(Extracted data entries)
****************
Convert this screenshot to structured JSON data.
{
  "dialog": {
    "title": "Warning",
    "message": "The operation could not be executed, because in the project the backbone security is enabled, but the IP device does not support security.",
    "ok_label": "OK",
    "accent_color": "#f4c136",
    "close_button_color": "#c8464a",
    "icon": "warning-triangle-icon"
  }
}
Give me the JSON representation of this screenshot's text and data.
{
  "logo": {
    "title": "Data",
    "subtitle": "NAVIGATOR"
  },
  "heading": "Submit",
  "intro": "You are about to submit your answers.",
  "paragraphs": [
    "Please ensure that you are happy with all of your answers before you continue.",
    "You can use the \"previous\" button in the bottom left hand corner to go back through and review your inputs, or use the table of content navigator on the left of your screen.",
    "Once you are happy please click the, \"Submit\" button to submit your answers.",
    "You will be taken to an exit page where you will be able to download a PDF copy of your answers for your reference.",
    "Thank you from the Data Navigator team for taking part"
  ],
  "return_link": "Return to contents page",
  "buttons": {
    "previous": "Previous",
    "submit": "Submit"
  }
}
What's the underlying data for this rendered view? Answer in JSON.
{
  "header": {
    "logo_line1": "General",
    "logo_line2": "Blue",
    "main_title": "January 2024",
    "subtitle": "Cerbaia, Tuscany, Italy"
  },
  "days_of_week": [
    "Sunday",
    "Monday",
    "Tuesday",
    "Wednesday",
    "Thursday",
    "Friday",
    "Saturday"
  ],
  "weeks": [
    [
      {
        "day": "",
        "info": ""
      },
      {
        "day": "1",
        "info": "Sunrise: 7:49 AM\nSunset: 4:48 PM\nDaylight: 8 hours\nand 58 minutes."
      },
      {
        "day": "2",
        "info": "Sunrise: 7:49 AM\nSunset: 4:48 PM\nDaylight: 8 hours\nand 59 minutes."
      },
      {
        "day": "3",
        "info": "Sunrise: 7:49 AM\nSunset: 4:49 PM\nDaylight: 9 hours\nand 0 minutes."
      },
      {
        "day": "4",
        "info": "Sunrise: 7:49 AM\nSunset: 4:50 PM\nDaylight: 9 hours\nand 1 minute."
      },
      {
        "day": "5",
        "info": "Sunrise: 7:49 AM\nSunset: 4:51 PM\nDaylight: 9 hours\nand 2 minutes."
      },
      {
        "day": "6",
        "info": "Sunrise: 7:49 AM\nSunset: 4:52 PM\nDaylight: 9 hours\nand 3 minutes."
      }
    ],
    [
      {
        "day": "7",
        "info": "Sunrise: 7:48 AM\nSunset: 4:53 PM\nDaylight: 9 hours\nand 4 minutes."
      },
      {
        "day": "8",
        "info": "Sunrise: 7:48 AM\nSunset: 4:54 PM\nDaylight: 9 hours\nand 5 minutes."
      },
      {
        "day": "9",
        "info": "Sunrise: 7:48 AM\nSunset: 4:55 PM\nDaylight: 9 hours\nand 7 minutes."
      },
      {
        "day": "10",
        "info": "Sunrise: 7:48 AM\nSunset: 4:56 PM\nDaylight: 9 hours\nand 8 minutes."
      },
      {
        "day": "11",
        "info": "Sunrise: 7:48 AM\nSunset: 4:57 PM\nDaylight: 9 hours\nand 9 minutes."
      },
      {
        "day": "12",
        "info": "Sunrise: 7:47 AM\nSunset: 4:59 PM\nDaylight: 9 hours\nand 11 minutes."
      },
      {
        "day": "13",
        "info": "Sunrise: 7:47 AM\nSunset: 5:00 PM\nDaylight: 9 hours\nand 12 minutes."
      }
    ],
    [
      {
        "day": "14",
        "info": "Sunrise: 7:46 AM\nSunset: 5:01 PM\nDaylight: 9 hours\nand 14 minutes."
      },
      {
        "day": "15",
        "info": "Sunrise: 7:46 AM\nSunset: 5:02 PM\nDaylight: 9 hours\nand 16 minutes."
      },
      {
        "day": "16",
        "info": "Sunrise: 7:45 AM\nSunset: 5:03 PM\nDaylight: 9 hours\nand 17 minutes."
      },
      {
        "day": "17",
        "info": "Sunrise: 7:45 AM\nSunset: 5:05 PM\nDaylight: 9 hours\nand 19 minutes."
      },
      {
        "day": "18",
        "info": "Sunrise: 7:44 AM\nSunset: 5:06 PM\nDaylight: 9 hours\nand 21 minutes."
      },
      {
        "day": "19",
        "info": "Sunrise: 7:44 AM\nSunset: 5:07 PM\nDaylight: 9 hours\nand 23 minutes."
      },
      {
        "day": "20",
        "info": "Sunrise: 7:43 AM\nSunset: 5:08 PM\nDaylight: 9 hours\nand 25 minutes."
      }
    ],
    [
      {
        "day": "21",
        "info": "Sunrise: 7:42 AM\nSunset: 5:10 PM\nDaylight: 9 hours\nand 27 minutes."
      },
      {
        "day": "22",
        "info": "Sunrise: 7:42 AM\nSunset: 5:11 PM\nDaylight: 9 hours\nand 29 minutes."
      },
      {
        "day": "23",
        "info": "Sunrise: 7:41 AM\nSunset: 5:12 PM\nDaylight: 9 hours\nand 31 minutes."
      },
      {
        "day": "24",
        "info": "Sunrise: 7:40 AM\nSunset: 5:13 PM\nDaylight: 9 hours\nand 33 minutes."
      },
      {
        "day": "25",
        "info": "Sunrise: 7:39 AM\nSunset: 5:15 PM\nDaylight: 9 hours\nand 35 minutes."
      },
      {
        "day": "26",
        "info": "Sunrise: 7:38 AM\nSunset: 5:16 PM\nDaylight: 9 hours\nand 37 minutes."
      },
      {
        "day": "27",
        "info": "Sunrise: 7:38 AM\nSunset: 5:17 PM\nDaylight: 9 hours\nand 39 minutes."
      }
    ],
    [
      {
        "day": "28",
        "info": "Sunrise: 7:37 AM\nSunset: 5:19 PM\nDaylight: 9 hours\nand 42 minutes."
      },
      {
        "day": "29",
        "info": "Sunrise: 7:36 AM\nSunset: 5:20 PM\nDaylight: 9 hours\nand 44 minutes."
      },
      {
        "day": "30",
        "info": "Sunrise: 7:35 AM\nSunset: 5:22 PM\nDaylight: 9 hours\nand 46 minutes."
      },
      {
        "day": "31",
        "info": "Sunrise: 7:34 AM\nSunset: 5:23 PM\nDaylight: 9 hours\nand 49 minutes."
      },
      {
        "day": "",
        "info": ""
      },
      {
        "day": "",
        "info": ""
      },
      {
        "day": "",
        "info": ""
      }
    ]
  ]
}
****************
TASK BRIEF: Extract the data in full. Keep it word for word.

TASK SOLUTION:
Convert this screenshot to structured JSON data.
{
  "dialog": {
    "title": "Warning",
    "message": "The operation could not be executed, because in the project the backbone security is enabled, but the IP device does not support security.",
    "ok_label": "OK",
    "accent_color": "#f4c136",
    "close_button_color": "#c8464a",
    "icon": "warning-triangle-icon"
  }
}
Give me the JSON representation of this screenshot's text and data.
{
  "logo": {
    "title": "Data",
    "subtitle": "NAVIGATOR"
  },
  "heading": "Submit",
  "intro": "You are about to submit your answers.",
  "paragraphs": [
    "Please ensure that you are happy with all of your answers before you continue.",
    "You can use the \"previous\" button in the bottom left hand corner to go back through and review your inputs, or use the table of content navigator on the left of your screen.",
    "Once you are happy please click the, \"Submit\" button to submit your answers.",
    "You will be taken to an exit page where you will be able to download a PDF copy of your answers for your reference.",
    "Thank you from the Data Navigator team for taking part"
  ],
  "return_link": "Return to contents page",
  "buttons": {
    "previous": "Previous",
    "submit": "Submit"
  }
}
What's the underlying data for this rendered view? Answer in JSON.
{
  "header": {
    "logo_line1": "General",
    "logo_line2": "Blue",
    "main_title": "January 2024",
    "subtitle": "Cerbaia, Tuscany, Italy"
  },
  "days_of_week": [
    "Sunday",
    "Monday",
    "Tuesday",
    "Wednesday",
    "Thursday",
    "Friday",
    "Saturday"
  ],
  "weeks": [
    [
      {
        "day": "",
        "info": ""
      },
      {
        "day": "1",
        "info": "Sunrise: 7:49 AM\nSunset: 4:48 PM\nDaylight: 8 hours\nand 58 minutes."
      },
      {
        "day": "2",
        "info": "Sunrise: 7:49 AM\nSunset: 4:48 PM\nDaylight: 8 hours\nand 59 minutes."
      },
      {
        "day": "3",
        "info": "Sunrise: 7:49 AM\nSunset: 4:49 PM\nDaylight: 9 hours\nand 0 minutes."
      },
      {
        "day": "4",
        "info": "Sunrise: 7:49 AM\nSunset: 4:50 PM\nDaylight: 9 hours\nand 1 minute."
      },
      {
        "day": "5",
        "info": "Sunrise: 7:49 AM\nSunset: 4:51 PM\nDaylight: 9 hours\nand 2 minutes."
      },
      {
        "day": "6",
        "info": "Sunrise: 7:49 AM\nSunset: 4:52 PM\nDaylight: 9 hours\nand 3 minutes."
      }
    ],
    [
      {
        "day": "7",
        "info": "Sunrise: 7:48 AM\nSunset: 4:53 PM\nDaylight: 9 hours\nand 4 minutes."
      },
      {
        "day": "8",
        "info": "Sunrise: 7:48 AM\nSunset: 4:54 PM\nDaylight: 9 hours\nand 5 minutes."
      },
      {
        "day": "9",
        "info": "Sunrise: 7:48 AM\nSunset: 4:55 PM\nDaylight: 9 hours\nand 7 minutes."
      },
      {
        "day": "10",
        "info": "Sunrise: 7:48 AM\nSunset: 4:56 PM\nDaylight: 9 hours\nand 8 minutes."
      },
      {
        "day": "11",
        "info": "Sunrise: 7:48 AM\nSunset: 4:57 PM\nDaylight: 9 hours\nand 9 minutes."
      },
      {
        "day": "12",
        "info": "Sunrise: 7:47 AM\nSunset: 4:59 PM\nDaylight: 9 hours\nand 11 minutes."
      },
      {
        "day": "13",
        "info": "Sunrise: 7:47 AM\nSunset: 5:00 PM\nDaylight: 9 hours\nand 12 minutes."
      }
    ],
    [
      {
        "day": "14",
        "info": "Sunrise: 7:46 AM\nSunset: 5:01 PM\nDaylight: 9 hours\nand 14 minutes."
      },
      {
        "day": "15",
        "info": "Sunrise: 7:46 AM\nSunset: 5:02 PM\nDaylight: 9 hours\nand 16 minutes."
      },
      {
        "day": "16",
        "info": "Sunrise: 7:45 AM\nSunset: 5:03 PM\nDaylight: 9 hours\nand 17 minutes."
      },
      {
        "day": "17",
        "info": "Sunrise: 7:45 AM\nSunset: 5:05 PM\nDaylight: 9 hours\nand 19 minutes."
      },
      {
        "day": "18",
        "info": "Sunrise: 7:44 AM\nSunset: 5:06 PM\nDaylight: 9 hours\nand 21 minutes."
      },
      {
        "day": "19",
        "info": "Sunrise: 7:44 AM\nSunset: 5:07 PM\nDaylight: 9 hours\nand 23 minutes."
      },
      {
        "day": "20",
        "info": "Sunrise: 7:43 AM\nSunset: 5:08 PM\nDaylight: 9 hours\nand 25 minutes."
      }
    ],
    [
      {
        "day": "21",
        "info": "Sunrise: 7:42 AM\nSunset: 5:10 PM\nDaylight: 9 hours\nand 27 minutes."
      },
      {
        "day": "22",
        "info": "Sunrise: 7:42 AM\nSunset: 5:11 PM\nDaylight: 9 hours\nand 29 minutes."
      },
      {
        "day": "23",
        "info": "Sunrise: 7:41 AM\nSunset: 5:12 PM\nDaylight: 9 hours\nand 31 minutes."
      },
      {
        "day": "24",
        "info": "Sunrise: 7:40 AM\nSunset: 5:13 PM\nDaylight: 9 hours\nand 33 minutes."
      },
      {
        "day": "25",
        "info": "Sunrise: 7:39 AM\nSunset: 5:15 PM\nDaylight: 9 hours\nand 35 minutes."
      },
      {
        "day": "26",
        "info": "Sunrise: 7:38 AM\nSunset: 5:16 PM\nDaylight: 9 hours\nand 37 minutes."
      },
      {
        "day": "27",
        "info": "Sunrise: 7:38 AM\nSunset: 5:17 PM\nDaylight: 9 hours\nand 39 minutes."
      }
    ],
    [
      {
        "day": "28",
        "info": "Sunrise: 7:37 AM\nSunset: 5:19 PM\nDaylight: 9 hours\nand 42 minutes."
      },
      {
        "day": "29",
        "info": "Sunrise: 7:36 AM\nSunset: 5:20 PM\nDaylight: 9 hours\nand 44 minutes."
      },
      {
        "day": "30",
        "info": "Sunrise: 7:35 AM\nSunset: 5:22 PM\nDaylight: 9 hours\nand 46 minutes."
      },
      {
        "day": "31",
        "info": "Sunrise: 7:34 AM\nSunset: 5:23 PM\nDaylight: 9 hours\nand 49 minutes."
      },
      {
        "day": "",
        "info": ""
      },
      {
        "day": "",
        "info": ""
      },
      {
        "day": "",
        "info": ""
      }
    ]
  ]
}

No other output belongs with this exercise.